Report every line from the material that contains the word "otra".
# Start of Records shown
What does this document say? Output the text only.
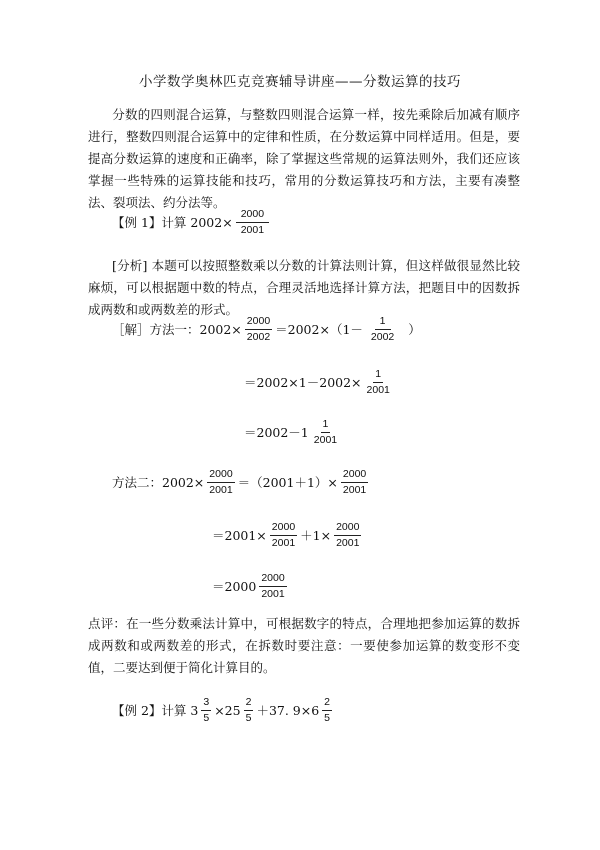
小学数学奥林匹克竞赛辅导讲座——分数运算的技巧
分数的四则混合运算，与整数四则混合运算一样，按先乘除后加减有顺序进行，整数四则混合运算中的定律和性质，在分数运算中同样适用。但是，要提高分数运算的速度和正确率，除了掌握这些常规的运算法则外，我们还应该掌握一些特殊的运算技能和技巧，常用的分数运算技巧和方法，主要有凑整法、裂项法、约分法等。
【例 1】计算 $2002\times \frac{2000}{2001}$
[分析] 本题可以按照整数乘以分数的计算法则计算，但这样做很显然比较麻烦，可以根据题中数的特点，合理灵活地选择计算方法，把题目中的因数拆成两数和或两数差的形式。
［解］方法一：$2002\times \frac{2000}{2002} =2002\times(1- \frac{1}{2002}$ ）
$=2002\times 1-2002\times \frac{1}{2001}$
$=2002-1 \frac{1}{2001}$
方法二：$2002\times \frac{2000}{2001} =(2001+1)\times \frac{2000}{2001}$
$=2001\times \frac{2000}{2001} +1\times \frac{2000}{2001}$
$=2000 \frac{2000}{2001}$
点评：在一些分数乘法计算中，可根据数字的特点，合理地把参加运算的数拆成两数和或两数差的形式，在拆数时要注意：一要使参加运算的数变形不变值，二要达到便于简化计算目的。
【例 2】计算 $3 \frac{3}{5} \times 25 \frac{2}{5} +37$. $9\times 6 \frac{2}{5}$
# End of Records shown
# Start of Records shown
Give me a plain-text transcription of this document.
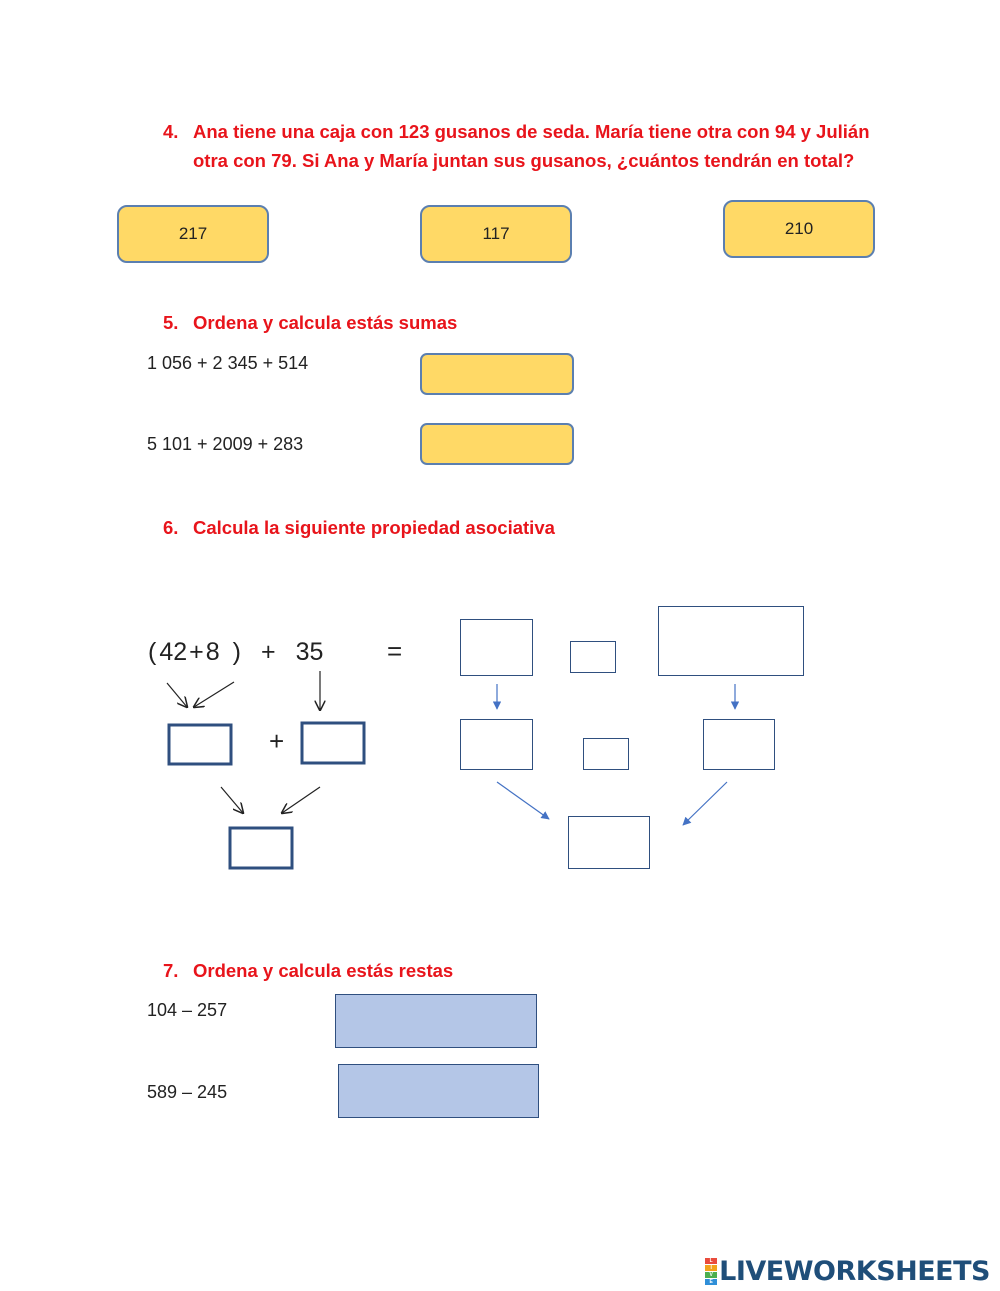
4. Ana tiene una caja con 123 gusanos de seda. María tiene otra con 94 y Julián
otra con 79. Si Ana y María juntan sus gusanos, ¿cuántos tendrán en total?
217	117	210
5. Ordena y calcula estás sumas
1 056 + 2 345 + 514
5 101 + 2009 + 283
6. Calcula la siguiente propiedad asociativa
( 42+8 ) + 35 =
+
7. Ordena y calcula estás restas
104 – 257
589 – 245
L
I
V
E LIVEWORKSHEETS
# End of Records shown
*Result for this exercise*.
4. Ana tiene una caja con 123 gusanos de seda. María tiene otra con 94 y Julián
otra con 79. Si Ana y María juntan sus gusanos, ¿cuántos tendrán en total?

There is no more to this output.